WRITTEN REQUEST: Restate, word for word, every line of the data.

RECORDS SUPPLIED:
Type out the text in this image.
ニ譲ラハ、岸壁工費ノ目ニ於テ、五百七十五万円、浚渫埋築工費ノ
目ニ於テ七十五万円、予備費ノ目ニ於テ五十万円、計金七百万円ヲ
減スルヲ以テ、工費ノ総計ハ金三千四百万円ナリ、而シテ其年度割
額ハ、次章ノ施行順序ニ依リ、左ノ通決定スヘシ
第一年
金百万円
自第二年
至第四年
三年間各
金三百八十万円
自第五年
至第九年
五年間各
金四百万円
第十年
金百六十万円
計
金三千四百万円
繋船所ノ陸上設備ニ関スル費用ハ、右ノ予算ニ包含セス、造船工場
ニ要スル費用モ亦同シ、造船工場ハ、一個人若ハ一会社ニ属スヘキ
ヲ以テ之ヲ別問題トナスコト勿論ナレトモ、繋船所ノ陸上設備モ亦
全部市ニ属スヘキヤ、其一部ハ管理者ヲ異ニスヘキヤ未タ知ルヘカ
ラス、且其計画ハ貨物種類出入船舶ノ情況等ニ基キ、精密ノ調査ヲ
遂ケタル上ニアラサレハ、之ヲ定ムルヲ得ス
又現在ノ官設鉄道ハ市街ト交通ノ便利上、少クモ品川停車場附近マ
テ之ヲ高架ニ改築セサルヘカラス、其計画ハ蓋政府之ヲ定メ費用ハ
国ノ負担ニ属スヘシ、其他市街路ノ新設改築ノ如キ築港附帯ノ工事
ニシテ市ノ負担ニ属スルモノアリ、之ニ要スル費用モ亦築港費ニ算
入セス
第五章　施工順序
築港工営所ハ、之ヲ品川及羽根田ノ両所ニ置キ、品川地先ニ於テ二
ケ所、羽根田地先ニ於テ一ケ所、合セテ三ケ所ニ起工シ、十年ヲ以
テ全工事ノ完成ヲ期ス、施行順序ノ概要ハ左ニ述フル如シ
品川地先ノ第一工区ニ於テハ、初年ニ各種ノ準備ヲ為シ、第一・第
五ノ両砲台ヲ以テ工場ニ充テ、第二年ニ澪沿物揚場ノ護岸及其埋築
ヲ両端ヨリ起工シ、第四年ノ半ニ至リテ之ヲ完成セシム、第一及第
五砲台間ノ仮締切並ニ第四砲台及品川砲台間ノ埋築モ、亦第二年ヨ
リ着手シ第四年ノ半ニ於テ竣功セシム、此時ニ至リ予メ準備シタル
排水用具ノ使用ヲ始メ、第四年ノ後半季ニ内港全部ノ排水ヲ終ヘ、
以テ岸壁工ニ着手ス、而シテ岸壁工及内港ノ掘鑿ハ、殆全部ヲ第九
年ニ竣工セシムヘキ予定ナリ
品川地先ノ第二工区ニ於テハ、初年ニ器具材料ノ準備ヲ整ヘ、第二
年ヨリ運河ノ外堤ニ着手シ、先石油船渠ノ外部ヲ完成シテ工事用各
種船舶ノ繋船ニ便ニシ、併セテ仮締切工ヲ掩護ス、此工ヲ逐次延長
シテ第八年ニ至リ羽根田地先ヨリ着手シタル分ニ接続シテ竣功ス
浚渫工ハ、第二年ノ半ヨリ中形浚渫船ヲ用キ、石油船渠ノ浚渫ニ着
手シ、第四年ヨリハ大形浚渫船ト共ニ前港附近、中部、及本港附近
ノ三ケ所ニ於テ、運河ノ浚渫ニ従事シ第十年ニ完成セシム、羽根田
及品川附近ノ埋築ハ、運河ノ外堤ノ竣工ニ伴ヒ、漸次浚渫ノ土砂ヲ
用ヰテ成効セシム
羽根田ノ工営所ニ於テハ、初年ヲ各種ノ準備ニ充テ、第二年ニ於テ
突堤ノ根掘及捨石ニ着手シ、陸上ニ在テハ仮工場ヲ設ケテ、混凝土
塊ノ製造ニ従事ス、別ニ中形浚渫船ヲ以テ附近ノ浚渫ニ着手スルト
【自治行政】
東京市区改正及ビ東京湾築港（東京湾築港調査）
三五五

RESULT FOR THIS TASK:
Type out the text in this image.
ニ譲ラハ、岸壁工費ノ目ニ於テ、五百七十五万円、浚渫埋築工費ノ
目ニ於テ七十五万円、予備費ノ目ニ於テ五十万円、計金七百万円ヲ
減スルヲ以テ、工費ノ総計ハ金三千四百万円ナリ、而シテ其年度割
額ハ、次章ノ施行順序ニ依リ、左ノ通決定スヘシ
第一年
金百万円
自第二年
至第四年
三年間各
金三百八十万円
自第五年
至第九年
五年間各
金四百万円
第十年
金百六十万円
計
金三千四百万円
繋船所ノ陸上設備ニ関スル費用ハ、右ノ予算ニ包含セス、造船工場
ニ要スル費用モ亦同シ、造船工場ハ、一個人若ハ一会社ニ属スヘキ
ヲ以テ之ヲ別問題トナスコト勿論ナレトモ、繋船所ノ陸上設備モ亦
全部市ニ属スヘキヤ、其一部ハ管理者ヲ異ニスヘキヤ未タ知ルヘカ
ラス、且其計画ハ貨物種類出入船舶ノ情況等ニ基キ、精密ノ調査ヲ
遂ケタル上ニアラサレハ、之ヲ定ムルヲ得ス
又現在ノ官設鉄道ハ市街ト交通ノ便利上、少クモ品川停車場附近マ
テ之ヲ高架ニ改築セサルヘカラス、其計画ハ蓋政府之ヲ定メ費用ハ
国ノ負担ニ属スヘシ、其他市街路ノ新設改築ノ如キ築港附帯ノ工事
ニシテ市ノ負担ニ属スルモノアリ、之ニ要スル費用モ亦築港費ニ算
入セス
第五章　施工順序
築港工営所ハ、之ヲ品川及羽根田ノ両所ニ置キ、品川地先ニ於テ二
ケ所、羽根田地先ニ於テ一ケ所、合セテ三ケ所ニ起工シ、十年ヲ以
テ全工事ノ完成ヲ期ス、施行順序ノ概要ハ左ニ述フル如シ
品川地先ノ第一工区ニ於テハ、初年ニ各種ノ準備ヲ為シ、第一・第
五ノ両砲台ヲ以テ工場ニ充テ、第二年ニ澪沿物揚場ノ護岸及其埋築
ヲ両端ヨリ起工シ、第四年ノ半ニ至リテ之ヲ完成セシム、第一及第
五砲台間ノ仮締切並ニ第四砲台及品川砲台間ノ埋築モ、亦第二年ヨ
リ着手シ第四年ノ半ニ於テ竣功セシム、此時ニ至リ予メ準備シタル
排水用具ノ使用ヲ始メ、第四年ノ後半季ニ内港全部ノ排水ヲ終ヘ、
以テ岸壁工ニ着手ス、而シテ岸壁工及内港ノ掘鑿ハ、殆全部ヲ第九
年ニ竣工セシムヘキ予定ナリ
品川地先ノ第二工区ニ於テハ、初年ニ器具材料ノ準備ヲ整ヘ、第二
年ヨリ運河ノ外堤ニ着手シ、先石油船渠ノ外部ヲ完成シテ工事用各
種船舶ノ繋船ニ便ニシ、併セテ仮締切工ヲ掩護ス、此工ヲ逐次延長
シテ第八年ニ至リ羽根田地先ヨリ着手シタル分ニ接続シテ竣功ス
浚渫工ハ、第二年ノ半ヨリ中形浚渫船ヲ用キ、石油船渠ノ浚渫ニ着
手シ、第四年ヨリハ大形浚渫船ト共ニ前港附近、中部、及本港附近
ノ三ケ所ニ於テ、運河ノ浚渫ニ従事シ第十年ニ完成セシム、羽根田
及品川附近ノ埋築ハ、運河ノ外堤ノ竣工ニ伴ヒ、漸次浚渫ノ土砂ヲ
用ヰテ成効セシム
羽根田ノ工営所ニ於テハ、初年ヲ各種ノ準備ニ充テ、第二年ニ於テ
突堤ノ根掘及捨石ニ着手シ、陸上ニ在テハ仮工場ヲ設ケテ、混凝土
塊ノ製造ニ従事ス、別ニ中形浚渫船ヲ以テ附近ノ浚渫ニ着手スルト
【自治行政】
東京市区改正及ビ東京湾築港（東京湾築港調査）
三五五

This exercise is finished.